Report all lines from the entries below in which "Production" appears.

**EXERCISE INPUTS:**
══════
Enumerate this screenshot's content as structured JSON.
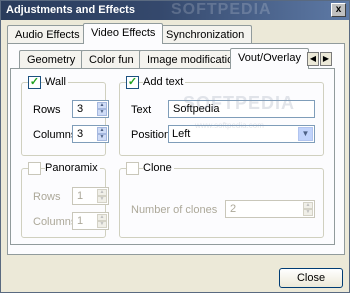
{
  "window": {
    "title": "Adjustments and Effects",
    "close_glyph": "x",
    "watermark": "SOFTPEDIA"
  },
  "outer_tabs": [
    {
      "label": "Audio Effects",
      "active": false
    },
    {
      "label": "Video Effects",
      "active": true
    },
    {
      "label": "Synchronization",
      "active": false
    }
  ],
  "inner_tabs": [
    {
      "label": "Geometry",
      "active": false
    },
    {
      "label": "Color fun",
      "active": false
    },
    {
      "label": "Image modification",
      "active": false
    },
    {
      "label": "Vout/Overlay",
      "active": true
    }
  ],
  "tab_scroll": {
    "left_icon": "◀",
    "right_icon": "▶"
  },
  "wall": {
    "label": "Wall",
    "checked": true,
    "check_glyph": "✓",
    "rows_label": "Rows",
    "rows_value": "3",
    "columns_label": "Columns",
    "columns_value": "3"
  },
  "add_text": {
    "label": "Add text",
    "checked": true,
    "check_glyph": "✓",
    "text_label": "Text",
    "text_value": "Softpedia",
    "position_label": "Position",
    "position_value": "Left",
    "dropdown_icon": "▼"
  },
  "panoramix": {
    "label": "Panoramix",
    "checked": false,
    "rows_label": "Rows",
    "rows_value": "1",
    "columns_label": "Columns",
    "columns_value": "1"
  },
  "clone": {
    "label": "Clone",
    "checked": false,
    "count_label": "Number of clones",
    "count_value": "2"
  },
  "spin_icons": {
    "up": "▲",
    "down": "▼"
  },
  "footer": {
    "close_label": "Close"
  },
  "overlay_watermarks": {
    "big": "SOFTPEDIA",
    "url": "www.softpedia.com"
  },
  "colors": {
    "title_bar": "#2a3c5c",
    "dialog_bg": "#ece9d8",
    "panel_bg": "#fcfcfe",
    "check_mark": "#21a121"
  }
}
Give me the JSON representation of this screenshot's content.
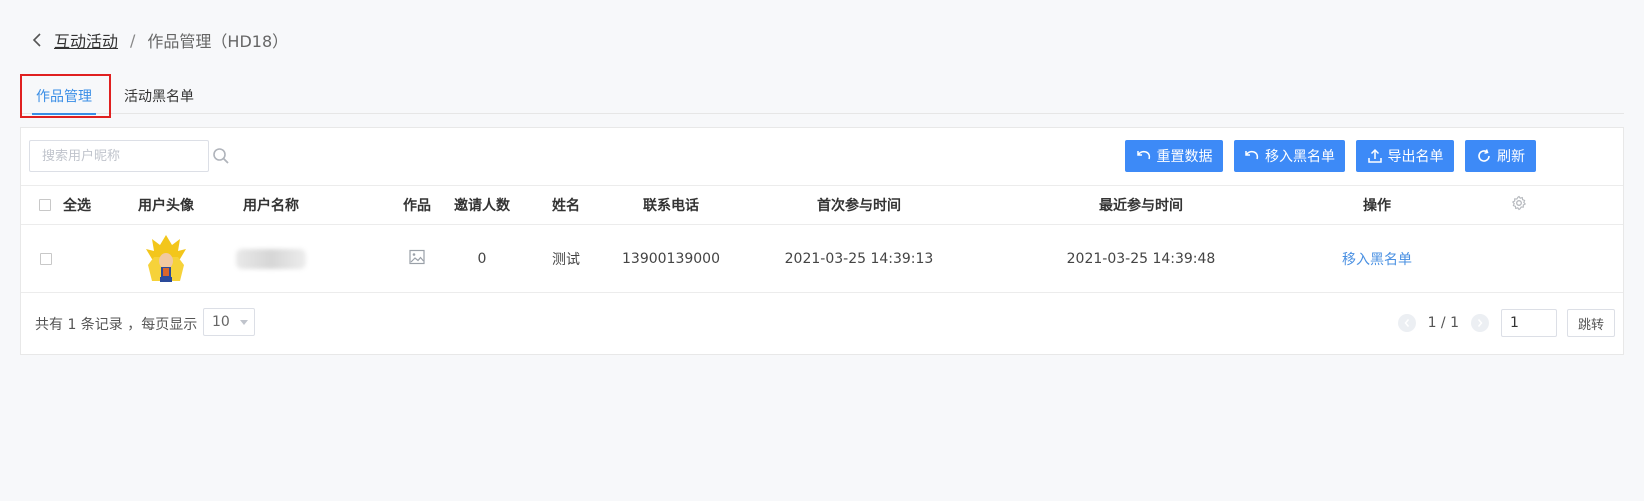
{
  "breadcrumb": {
    "parent": "互动活动",
    "separator": "/",
    "current": "作品管理（HD18）"
  },
  "tabs": [
    {
      "label": "作品管理",
      "active": true
    },
    {
      "label": "活动黑名单",
      "active": false
    }
  ],
  "search": {
    "placeholder": "搜索用户昵称",
    "value": ""
  },
  "toolbar": {
    "reset_label": "重置数据",
    "blacklist_label": "移入黑名单",
    "export_label": "导出名单",
    "refresh_label": "刷新"
  },
  "table": {
    "columns": {
      "select_all": "全选",
      "avatar": "用户头像",
      "username": "用户名称",
      "work": "作品",
      "invites": "邀请人数",
      "name": "姓名",
      "phone": "联系电话",
      "first_time": "首次参与时间",
      "last_time": "最近参与时间",
      "actions": "操作"
    },
    "rows": [
      {
        "invites": "0",
        "name": "测试",
        "phone": "13900139000",
        "first_time": "2021-03-25 14:39:13",
        "last_time": "2021-03-25 14:39:48",
        "action": "移入黑名单"
      }
    ]
  },
  "pagination": {
    "total_text": "共有 1 条记录 ，每页显示",
    "page_size": "10",
    "page_info": "1 / 1",
    "jump_value": "1",
    "jump_label": "跳转"
  },
  "colors": {
    "primary": "#3d8af7",
    "link": "#4a90e2",
    "highlight_border": "#e02020"
  }
}
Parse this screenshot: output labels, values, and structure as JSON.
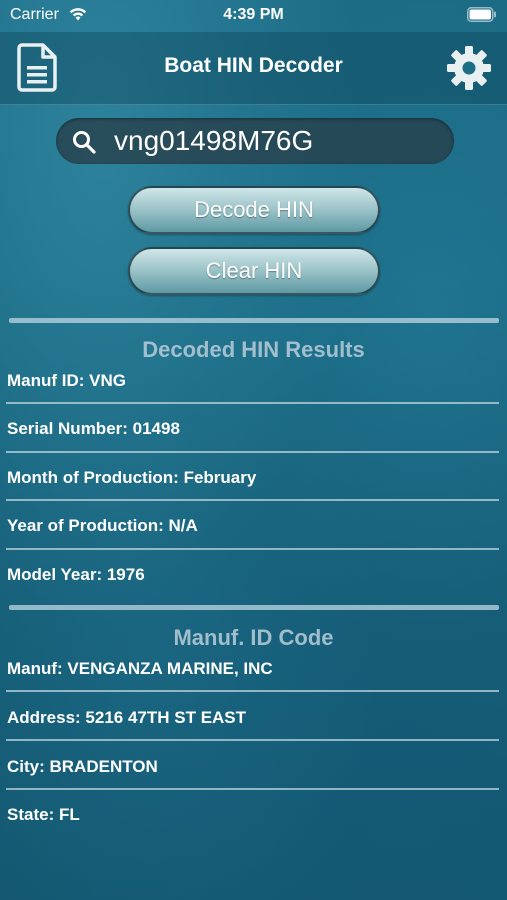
{
  "status_bar": {
    "carrier": "Carrier",
    "time": "4:39 PM"
  },
  "nav": {
    "title": "Boat HIN Decoder",
    "left_icon": "document-icon",
    "right_icon": "gear-icon"
  },
  "search": {
    "value": "vng01498M76G",
    "icon": "search-icon"
  },
  "buttons": {
    "decode_label": "Decode HIN",
    "clear_label": "Clear HIN"
  },
  "results": {
    "title": "Decoded HIN Results",
    "rows": [
      "Manuf ID: VNG",
      "Serial Number: 01498",
      "Month of Production: February",
      "Year of Production: N/A",
      "Model Year: 1976"
    ]
  },
  "manufacturer": {
    "title": "Manuf. ID Code",
    "rows": [
      "Manuf: VENGANZA MARINE, INC",
      "Address: 5216 47TH ST EAST",
      "City: BRADENTON",
      "State: FL"
    ]
  },
  "colors": {
    "background": "#1a6a83",
    "button_top": "#cfe6e8",
    "button_bottom": "#5f9aa4",
    "section_title": "#afc8d4"
  }
}
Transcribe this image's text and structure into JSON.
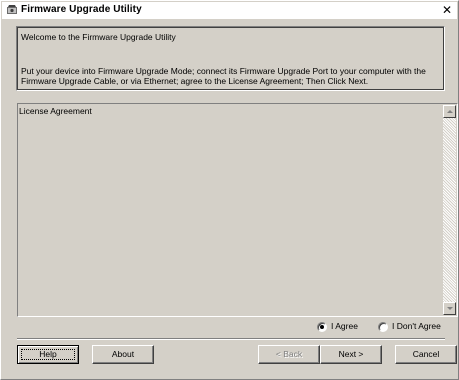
{
  "window": {
    "title": "Firmware Upgrade Utility",
    "close_glyph": "✕"
  },
  "welcome": {
    "title": "Welcome to the Firmware Upgrade Utility",
    "instructions": "Put your device into Firmware Upgrade Mode; connect its Firmware Upgrade Port to your computer with the Firmware Upgrade Cable, or via Ethernet; agree to the License Agreement; Then Click Next."
  },
  "license": {
    "text": "License Agreement"
  },
  "agreement": {
    "agree_label": "I Agree",
    "disagree_label": "I Don't Agree",
    "selected": "agree"
  },
  "buttons": {
    "help": "Help",
    "about": "About",
    "back": "< Back",
    "next": "Next >",
    "cancel": "Cancel"
  }
}
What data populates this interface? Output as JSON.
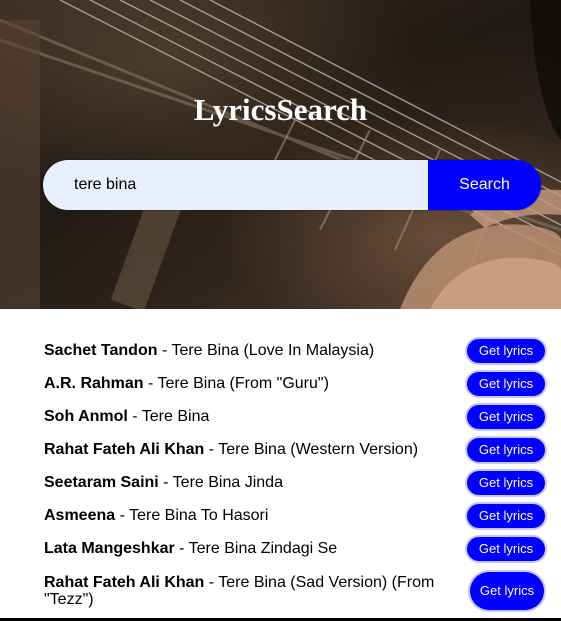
{
  "app": {
    "title": "LyricsSearch"
  },
  "search": {
    "value": "tere bina",
    "placeholder": "",
    "button_label": "Search"
  },
  "results": [
    {
      "artist": "Sachet Tandon",
      "title": "Tere Bina (Love In Malaysia)",
      "button": "Get lyrics"
    },
    {
      "artist": "A.R. Rahman",
      "title": "Tere Bina (From \"Guru\")",
      "button": "Get lyrics"
    },
    {
      "artist": "Soh Anmol",
      "title": "Tere Bina",
      "button": "Get lyrics"
    },
    {
      "artist": "Rahat Fateh Ali Khan",
      "title": "Tere Bina (Western Version)",
      "button": "Get lyrics"
    },
    {
      "artist": "Seetaram Saini",
      "title": "Tere Bina Jinda",
      "button": "Get lyrics"
    },
    {
      "artist": "Asmeena",
      "title": "Tere Bina To Hasori",
      "button": "Get lyrics"
    },
    {
      "artist": "Lata Mangeshkar",
      "title": "Tere Bina Zindagi Se",
      "button": "Get lyrics"
    },
    {
      "artist": "Rahat Fateh Ali Khan",
      "title": "Tere Bina (Sad Version) (From \"Tezz\")",
      "button": "Get lyrics"
    }
  ],
  "separator": " - ",
  "colors": {
    "accent": "#0000ff",
    "input_bg": "#e8f0fe"
  }
}
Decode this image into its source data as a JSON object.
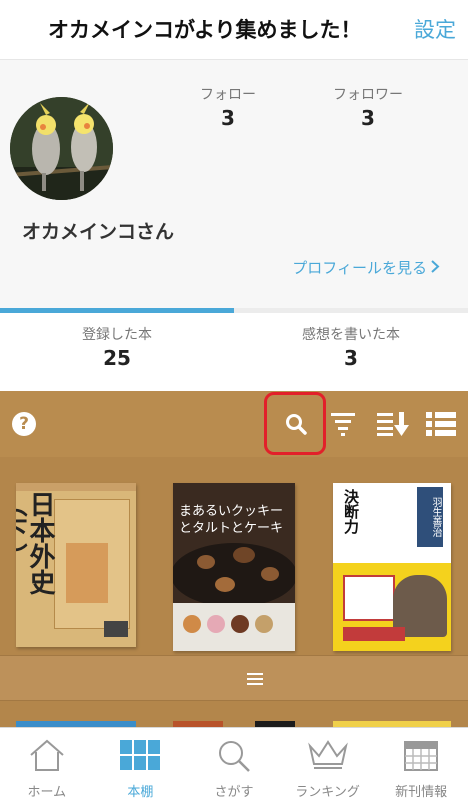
{
  "header": {
    "title": "オカメインコがより集めました！",
    "settings_label": "設定"
  },
  "profile": {
    "avatar_icon": "cockatiel-avatar-icon",
    "follow": {
      "label": "フォロー",
      "count": "3"
    },
    "follower": {
      "label": "フォロワー",
      "count": "3"
    },
    "username": "オカメインコさん",
    "profile_link": "プロフィールを見る"
  },
  "tabs": [
    {
      "label": "登録した本",
      "count": "25"
    },
    {
      "label": "感想を書いた本",
      "count": "3"
    }
  ],
  "toolbar": {
    "help": "?",
    "icons": [
      "help-icon",
      "search-icon",
      "filter-icon",
      "sort-icon",
      "list-view-icon"
    ]
  },
  "books": [
    {
      "title": "日本外史（下）",
      "label": "岩波文庫"
    },
    {
      "title": "まあるいクッキーとタルトとケーキ"
    },
    {
      "title": "決断力",
      "author": "羽生善治"
    }
  ],
  "bottom_nav": [
    {
      "label": "ホーム",
      "icon": "home-icon"
    },
    {
      "label": "本棚",
      "icon": "bookshelf-icon",
      "active": true
    },
    {
      "label": "さがす",
      "icon": "search-icon"
    },
    {
      "label": "ランキング",
      "icon": "crown-icon"
    },
    {
      "label": "新刊情報",
      "icon": "calendar-icon"
    }
  ],
  "colors": {
    "accent": "#4aa8d8",
    "shelf": "#b3864b",
    "highlight": "#e2202a"
  }
}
══════
**SOLVED EXERCISE:**
      "Month of Production: February",
      "Year of Production: N/A",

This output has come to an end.